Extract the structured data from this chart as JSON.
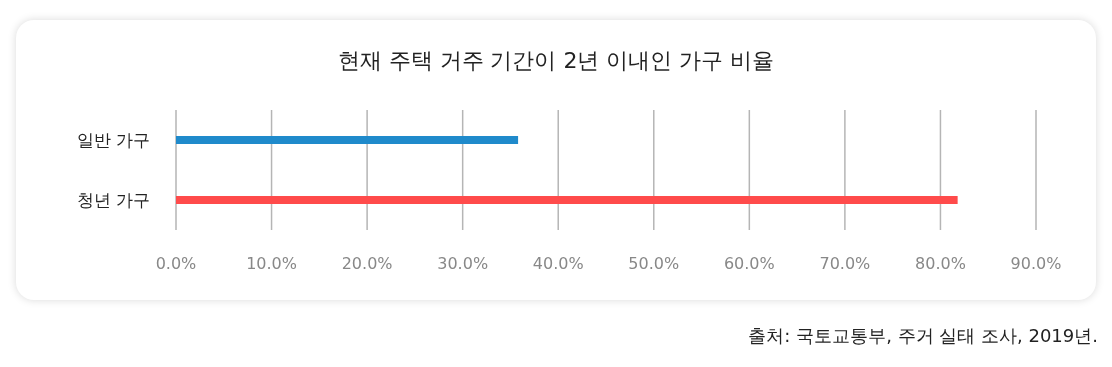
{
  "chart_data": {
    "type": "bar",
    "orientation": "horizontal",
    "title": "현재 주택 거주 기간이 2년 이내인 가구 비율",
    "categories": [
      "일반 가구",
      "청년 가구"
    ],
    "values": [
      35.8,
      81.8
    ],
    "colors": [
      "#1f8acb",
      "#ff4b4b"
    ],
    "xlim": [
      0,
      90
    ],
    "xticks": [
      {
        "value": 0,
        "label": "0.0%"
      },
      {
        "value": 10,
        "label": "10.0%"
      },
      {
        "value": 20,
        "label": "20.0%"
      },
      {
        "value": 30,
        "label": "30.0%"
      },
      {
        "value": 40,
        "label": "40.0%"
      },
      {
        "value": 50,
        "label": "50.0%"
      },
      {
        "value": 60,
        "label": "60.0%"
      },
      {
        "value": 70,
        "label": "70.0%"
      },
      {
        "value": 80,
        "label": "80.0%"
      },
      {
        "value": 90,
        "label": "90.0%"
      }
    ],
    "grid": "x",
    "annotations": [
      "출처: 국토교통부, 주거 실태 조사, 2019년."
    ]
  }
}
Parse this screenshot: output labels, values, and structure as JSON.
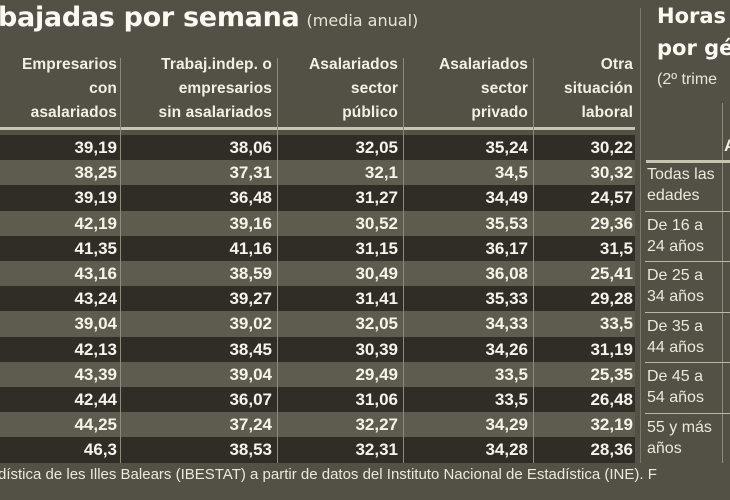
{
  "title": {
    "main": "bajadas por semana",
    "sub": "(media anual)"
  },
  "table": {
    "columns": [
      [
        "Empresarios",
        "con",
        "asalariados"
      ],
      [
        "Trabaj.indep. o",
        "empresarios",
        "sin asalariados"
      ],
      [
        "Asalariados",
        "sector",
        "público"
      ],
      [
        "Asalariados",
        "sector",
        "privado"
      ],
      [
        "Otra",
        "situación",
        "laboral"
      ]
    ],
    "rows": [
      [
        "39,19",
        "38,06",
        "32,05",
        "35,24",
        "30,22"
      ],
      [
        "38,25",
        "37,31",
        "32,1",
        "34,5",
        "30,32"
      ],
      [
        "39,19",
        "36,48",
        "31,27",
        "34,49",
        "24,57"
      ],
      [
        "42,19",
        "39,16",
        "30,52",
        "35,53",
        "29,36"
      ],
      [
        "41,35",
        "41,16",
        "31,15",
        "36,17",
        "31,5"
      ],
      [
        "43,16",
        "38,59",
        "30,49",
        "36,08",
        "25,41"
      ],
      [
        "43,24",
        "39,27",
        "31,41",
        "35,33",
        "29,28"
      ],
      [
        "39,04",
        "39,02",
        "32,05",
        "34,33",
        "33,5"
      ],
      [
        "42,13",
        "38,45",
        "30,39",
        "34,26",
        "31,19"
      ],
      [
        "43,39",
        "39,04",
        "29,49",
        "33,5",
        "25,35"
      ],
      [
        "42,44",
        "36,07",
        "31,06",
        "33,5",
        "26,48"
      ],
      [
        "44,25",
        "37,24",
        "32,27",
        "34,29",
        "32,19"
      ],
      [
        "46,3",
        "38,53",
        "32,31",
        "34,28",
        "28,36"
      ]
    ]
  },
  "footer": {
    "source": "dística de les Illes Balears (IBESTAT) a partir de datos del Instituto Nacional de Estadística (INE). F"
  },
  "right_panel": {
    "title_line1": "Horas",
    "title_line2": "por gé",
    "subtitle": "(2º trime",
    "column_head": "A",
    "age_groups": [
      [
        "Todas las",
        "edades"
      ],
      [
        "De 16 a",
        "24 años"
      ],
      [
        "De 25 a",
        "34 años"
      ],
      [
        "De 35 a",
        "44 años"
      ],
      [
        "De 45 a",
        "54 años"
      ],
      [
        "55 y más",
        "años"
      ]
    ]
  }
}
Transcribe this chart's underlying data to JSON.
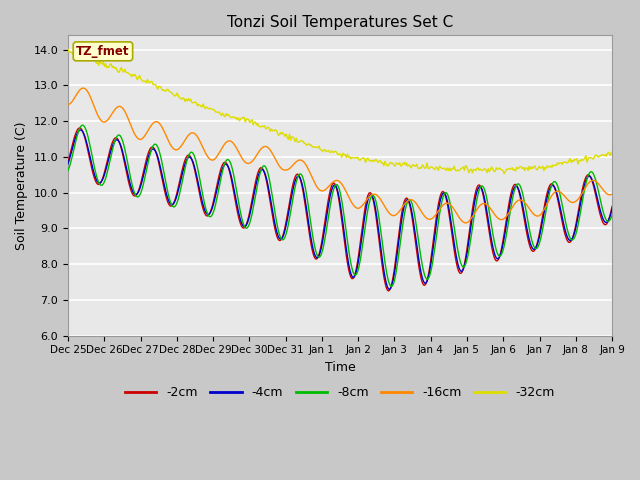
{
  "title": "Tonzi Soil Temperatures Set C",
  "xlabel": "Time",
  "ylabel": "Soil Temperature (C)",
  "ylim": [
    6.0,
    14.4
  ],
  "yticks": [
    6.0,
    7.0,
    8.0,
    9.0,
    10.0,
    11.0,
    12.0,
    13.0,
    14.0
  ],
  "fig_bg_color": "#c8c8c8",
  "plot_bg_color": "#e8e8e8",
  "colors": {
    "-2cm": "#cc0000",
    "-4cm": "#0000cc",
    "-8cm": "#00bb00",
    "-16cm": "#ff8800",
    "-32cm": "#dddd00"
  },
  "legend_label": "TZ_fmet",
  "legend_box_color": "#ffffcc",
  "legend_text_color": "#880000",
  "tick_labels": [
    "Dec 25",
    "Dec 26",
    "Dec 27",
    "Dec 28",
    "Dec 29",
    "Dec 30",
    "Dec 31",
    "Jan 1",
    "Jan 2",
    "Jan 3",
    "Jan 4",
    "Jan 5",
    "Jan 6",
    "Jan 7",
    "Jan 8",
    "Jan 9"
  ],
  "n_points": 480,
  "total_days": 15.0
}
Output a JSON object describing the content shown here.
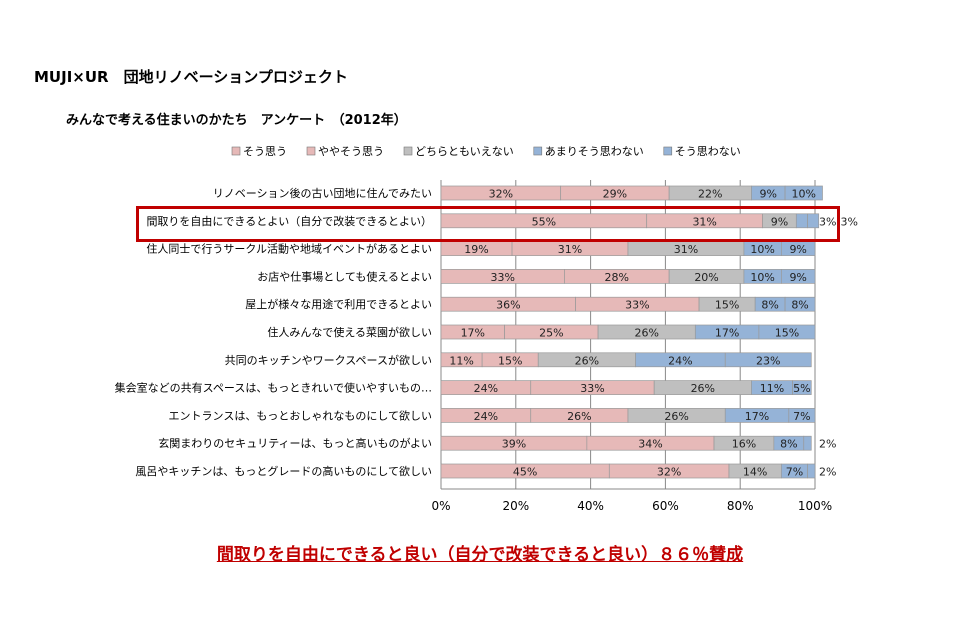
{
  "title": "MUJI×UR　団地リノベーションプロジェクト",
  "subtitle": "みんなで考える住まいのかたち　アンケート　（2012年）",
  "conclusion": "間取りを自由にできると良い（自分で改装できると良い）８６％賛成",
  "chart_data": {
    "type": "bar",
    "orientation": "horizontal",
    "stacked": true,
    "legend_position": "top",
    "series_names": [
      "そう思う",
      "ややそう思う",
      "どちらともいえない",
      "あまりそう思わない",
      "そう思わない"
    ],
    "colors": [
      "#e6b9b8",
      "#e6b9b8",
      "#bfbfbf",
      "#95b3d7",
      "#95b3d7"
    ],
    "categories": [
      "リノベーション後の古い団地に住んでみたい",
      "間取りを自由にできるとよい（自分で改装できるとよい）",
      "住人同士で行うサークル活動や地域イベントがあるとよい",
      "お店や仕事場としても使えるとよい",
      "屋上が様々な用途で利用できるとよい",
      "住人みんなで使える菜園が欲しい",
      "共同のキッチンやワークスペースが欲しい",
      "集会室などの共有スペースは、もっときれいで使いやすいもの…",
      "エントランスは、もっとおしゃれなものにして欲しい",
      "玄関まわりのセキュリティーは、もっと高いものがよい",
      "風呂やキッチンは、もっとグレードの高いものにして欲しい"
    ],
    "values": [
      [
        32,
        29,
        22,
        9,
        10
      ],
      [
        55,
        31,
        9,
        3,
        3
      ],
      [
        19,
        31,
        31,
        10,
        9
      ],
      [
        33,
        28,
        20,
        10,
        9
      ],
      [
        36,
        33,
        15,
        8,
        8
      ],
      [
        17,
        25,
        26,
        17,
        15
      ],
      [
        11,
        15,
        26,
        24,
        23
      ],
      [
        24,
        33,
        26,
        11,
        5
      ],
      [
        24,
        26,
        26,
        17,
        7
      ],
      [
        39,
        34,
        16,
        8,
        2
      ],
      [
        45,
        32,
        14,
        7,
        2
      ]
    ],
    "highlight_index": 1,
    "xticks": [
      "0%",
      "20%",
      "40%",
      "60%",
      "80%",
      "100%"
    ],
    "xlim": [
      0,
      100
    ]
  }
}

#### [EXERCISE]
Each entry gets copied exactly; the pictures stay out.

#### [WRITTEN RESPONSE]
Extract the structured data from this chart as JSON.
{
  "chart_data": {
    "type": "bar",
    "orientation": "horizontal",
    "title": "현재 주택 거주 기간이 2년 이내인 가구 비율",
    "categories": [
      "일반 가구",
      "청년 가구"
    ],
    "values": [
      35.8,
      81.8
    ],
    "colors": [
      "#1f8acb",
      "#ff4b4b"
    ],
    "xlim": [
      0,
      90
    ],
    "xticks": [
      {
        "value": 0,
        "label": "0.0%"
      },
      {
        "value": 10,
        "label": "10.0%"
      },
      {
        "value": 20,
        "label": "20.0%"
      },
      {
        "value": 30,
        "label": "30.0%"
      },
      {
        "value": 40,
        "label": "40.0%"
      },
      {
        "value": 50,
        "label": "50.0%"
      },
      {
        "value": 60,
        "label": "60.0%"
      },
      {
        "value": 70,
        "label": "70.0%"
      },
      {
        "value": 80,
        "label": "80.0%"
      },
      {
        "value": 90,
        "label": "90.0%"
      }
    ],
    "grid": "x",
    "annotations": [
      "출처: 국토교통부, 주거 실태 조사, 2019년."
    ]
  }
}
Parse this screenshot: output labels, values, and structure as JSON.
{
  "title": {
    "main": "bajadas por semana",
    "sub": "(media anual)"
  },
  "table": {
    "columns": [
      [
        "Empresarios",
        "con",
        "asalariados"
      ],
      [
        "Trabaj.indep. o",
        "empresarios",
        "sin asalariados"
      ],
      [
        "Asalariados",
        "sector",
        "público"
      ],
      [
        "Asalariados",
        "sector",
        "privado"
      ],
      [
        "Otra",
        "situación",
        "laboral"
      ]
    ],
    "rows": [
      [
        "39,19",
        "38,06",
        "32,05",
        "35,24",
        "30,22"
      ],
      [
        "38,25",
        "37,31",
        "32,1",
        "34,5",
        "30,32"
      ],
      [
        "39,19",
        "36,48",
        "31,27",
        "34,49",
        "24,57"
      ],
      [
        "42,19",
        "39,16",
        "30,52",
        "35,53",
        "29,36"
      ],
      [
        "41,35",
        "41,16",
        "31,15",
        "36,17",
        "31,5"
      ],
      [
        "43,16",
        "38,59",
        "30,49",
        "36,08",
        "25,41"
      ],
      [
        "43,24",
        "39,27",
        "31,41",
        "35,33",
        "29,28"
      ],
      [
        "39,04",
        "39,02",
        "32,05",
        "34,33",
        "33,5"
      ],
      [
        "42,13",
        "38,45",
        "30,39",
        "34,26",
        "31,19"
      ],
      [
        "43,39",
        "39,04",
        "29,49",
        "33,5",
        "25,35"
      ],
      [
        "42,44",
        "36,07",
        "31,06",
        "33,5",
        "26,48"
      ],
      [
        "44,25",
        "37,24",
        "32,27",
        "34,29",
        "32,19"
      ],
      [
        "46,3",
        "38,53",
        "32,31",
        "34,28",
        "28,36"
      ]
    ]
  },
  "footer": {
    "source": "dística de les Illes Balears (IBESTAT) a partir de datos del Instituto Nacional de Estadística (INE). F"
  },
  "right_panel": {
    "title_line1": "Horas",
    "title_line2": "por gé",
    "subtitle": "(2º trime",
    "column_head": "A",
    "age_groups": [
      [
        "Todas las",
        "edades"
      ],
      [
        "De 16 a",
        "24 años"
      ],
      [
        "De 25 a",
        "34 años"
      ],
      [
        "De 35 a",
        "44 años"
      ],
      [
        "De 45 a",
        "54 años"
      ],
      [
        "55 y más",
        "años"
      ]
    ]
  }
}
Transcribe this chart's underlying data to JSON.
{
  "title": "Tonzi Soil Temperatures Set C",
  "xlabel": "Time",
  "ylabel": "Soil Temperature (C)",
  "ylim": [
    6.0,
    14.4
  ],
  "yticks": [
    6.0,
    7.0,
    8.0,
    9.0,
    10.0,
    11.0,
    12.0,
    13.0,
    14.0
  ],
  "fig_bg_color": "#c8c8c8",
  "plot_bg_color": "#e8e8e8",
  "colors": {
    "-2cm": "#cc0000",
    "-4cm": "#0000cc",
    "-8cm": "#00bb00",
    "-16cm": "#ff8800",
    "-32cm": "#dddd00"
  },
  "legend_label": "TZ_fmet",
  "legend_box_color": "#ffffcc",
  "legend_text_color": "#880000",
  "tick_labels": [
    "Dec 25",
    "Dec 26",
    "Dec 27",
    "Dec 28",
    "Dec 29",
    "Dec 30",
    "Dec 31",
    "Jan 1",
    "Jan 2",
    "Jan 3",
    "Jan 4",
    "Jan 5",
    "Jan 6",
    "Jan 7",
    "Jan 8",
    "Jan 9"
  ],
  "n_points": 480,
  "total_days": 15.0
}
Output a JSON object describing the content shown here.
{
  "title": "MUJI×UR　団地リノベーションプロジェクト",
  "subtitle": "みんなで考える住まいのかたち　アンケート　（2012年）",
  "conclusion": "間取りを自由にできると良い（自分で改装できると良い）８６％賛成",
  "chart_data": {
    "type": "bar",
    "orientation": "horizontal",
    "stacked": true,
    "legend_position": "top",
    "series_names": [
      "そう思う",
      "ややそう思う",
      "どちらともいえない",
      "あまりそう思わない",
      "そう思わない"
    ],
    "colors": [
      "#e6b9b8",
      "#e6b9b8",
      "#bfbfbf",
      "#95b3d7",
      "#95b3d7"
    ],
    "categories": [
      "リノベーション後の古い団地に住んでみたい",
      "間取りを自由にできるとよい（自分で改装できるとよい）",
      "住人同士で行うサークル活動や地域イベントがあるとよい",
      "お店や仕事場としても使えるとよい",
      "屋上が様々な用途で利用できるとよい",
      "住人みんなで使える菜園が欲しい",
      "共同のキッチンやワークスペースが欲しい",
      "集会室などの共有スペースは、もっときれいで使いやすいもの…",
      "エントランスは、もっとおしゃれなものにして欲しい",
      "玄関まわりのセキュリティーは、もっと高いものがよい",
      "風呂やキッチンは、もっとグレードの高いものにして欲しい"
    ],
    "values": [
      [
        32,
        29,
        22,
        9,
        10
      ],
      [
        55,
        31,
        9,
        3,
        3
      ],
      [
        19,
        31,
        31,
        10,
        9
      ],
      [
        33,
        28,
        20,
        10,
        9
      ],
      [
        36,
        33,
        15,
        8,
        8
      ],
      [
        17,
        25,
        26,
        17,
        15
      ],
      [
        11,
        15,
        26,
        24,
        23
      ],
      [
        24,
        33,
        26,
        11,
        5
      ],
      [
        24,
        26,
        26,
        17,
        7
      ],
      [
        39,
        34,
        16,
        8,
        2
      ],
      [
        45,
        32,
        14,
        7,
        2
      ]
    ],
    "highlight_index": 1,
    "xticks": [
      "0%",
      "20%",
      "40%",
      "60%",
      "80%",
      "100%"
    ],
    "xlim": [
      0,
      100
    ]
  }
}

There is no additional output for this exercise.